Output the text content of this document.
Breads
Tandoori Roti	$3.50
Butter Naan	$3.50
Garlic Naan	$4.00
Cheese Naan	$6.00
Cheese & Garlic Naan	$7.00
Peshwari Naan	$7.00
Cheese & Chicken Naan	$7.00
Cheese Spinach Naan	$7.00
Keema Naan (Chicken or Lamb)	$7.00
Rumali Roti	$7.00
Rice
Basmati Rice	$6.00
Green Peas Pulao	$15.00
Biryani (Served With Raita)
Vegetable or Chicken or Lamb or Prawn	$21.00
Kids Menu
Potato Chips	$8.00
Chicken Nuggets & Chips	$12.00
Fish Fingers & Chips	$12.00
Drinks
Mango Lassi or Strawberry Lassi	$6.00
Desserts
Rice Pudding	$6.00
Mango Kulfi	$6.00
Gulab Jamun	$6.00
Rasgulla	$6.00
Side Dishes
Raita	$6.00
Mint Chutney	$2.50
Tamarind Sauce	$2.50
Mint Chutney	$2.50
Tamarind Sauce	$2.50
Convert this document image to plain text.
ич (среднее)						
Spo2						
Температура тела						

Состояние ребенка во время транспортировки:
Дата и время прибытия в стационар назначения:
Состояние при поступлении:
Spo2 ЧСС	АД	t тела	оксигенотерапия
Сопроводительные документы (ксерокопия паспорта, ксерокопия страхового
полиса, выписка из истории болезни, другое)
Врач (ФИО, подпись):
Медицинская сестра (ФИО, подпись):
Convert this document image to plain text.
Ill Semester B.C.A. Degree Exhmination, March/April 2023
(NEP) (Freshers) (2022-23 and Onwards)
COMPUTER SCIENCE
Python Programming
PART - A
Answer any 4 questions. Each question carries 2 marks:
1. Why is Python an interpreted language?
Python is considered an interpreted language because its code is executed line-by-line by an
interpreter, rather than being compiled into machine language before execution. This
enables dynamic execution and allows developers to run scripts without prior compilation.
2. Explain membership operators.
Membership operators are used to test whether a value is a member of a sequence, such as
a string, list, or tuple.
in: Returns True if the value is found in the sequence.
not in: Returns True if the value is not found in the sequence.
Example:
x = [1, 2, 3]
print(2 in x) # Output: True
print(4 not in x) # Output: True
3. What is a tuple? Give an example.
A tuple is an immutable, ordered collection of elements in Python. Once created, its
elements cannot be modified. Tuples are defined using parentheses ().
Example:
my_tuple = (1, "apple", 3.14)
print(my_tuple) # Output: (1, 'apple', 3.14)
::::::::::
▸ **WHAT IS ASKED**
Repeat each record exactly. Omit nothing.

▸ **CORRECT RESPONSE**
Output the text content of this document.
Breads
Tandoori Roti	$3.50
Butter Naan	$3.50
Garlic Naan	$4.00
Cheese Naan	$6.00
Cheese & Garlic Naan	$7.00
Peshwari Naan	$7.00
Cheese & Chicken Naan	$7.00
Cheese Spinach Naan	$7.00
Keema Naan (Chicken or Lamb)	$7.00
Rumali Roti	$7.00
Rice
Basmati Rice	$6.00
Green Peas Pulao	$15.00
Biryani (Served With Raita)
Vegetable or Chicken or Lamb or Prawn	$21.00
Kids Menu
Potato Chips	$8.00
Chicken Nuggets & Chips	$12.00
Fish Fingers & Chips	$12.00
Drinks
Mango Lassi or Strawberry Lassi	$6.00
Desserts
Rice Pudding	$6.00
Mango Kulfi	$6.00
Gulab Jamun	$6.00
Rasgulla	$6.00
Side Dishes
Raita	$6.00
Mint Chutney	$2.50
Tamarind Sauce	$2.50
Mint Chutney	$2.50
Tamarind Sauce	$2.50
Convert this document image to plain text.
ич (среднее)						
Spo2						
Температура тела						

Состояние ребенка во время транспортировки:
Дата и время прибытия в стационар назначения:
Состояние при поступлении:
Spo2 ЧСС	АД	t тела	оксигенотерапия
Сопроводительные документы (ксерокопия паспорта, ксерокопия страхового
полиса, выписка из истории болезни, другое)
Врач (ФИО, подпись):
Медицинская сестра (ФИО, подпись):
Convert this document image to plain text.
Ill Semester B.C.A. Degree Exhmination, March/April 2023
(NEP) (Freshers) (2022-23 and Onwards)
COMPUTER SCIENCE
Python Programming
PART - A
Answer any 4 questions. Each question carries 2 marks:
1. Why is Python an interpreted language?
Python is considered an interpreted language because its code is executed line-by-line by an
interpreter, rather than being compiled into machine language before execution. This
enables dynamic execution and allows developers to run scripts without prior compilation.
2. Explain membership operators.
Membership operators are used to test whether a value is a member of a sequence, such as
a string, list, or tuple.
in: Returns True if the value is found in the sequence.
not in: Returns True if the value is not found in the sequence.
Example:
x = [1, 2, 3]
print(2 in x) # Output: True
print(4 not in x) # Output: True
3. What is a tuple? Give an example.
A tuple is an immutable, ordered collection of elements in Python. Once created, its
elements cannot be modified. Tuples are defined using parentheses ().
Example:
my_tuple = (1, "apple", 3.14)
print(my_tuple) # Output: (1, 'apple', 3.14)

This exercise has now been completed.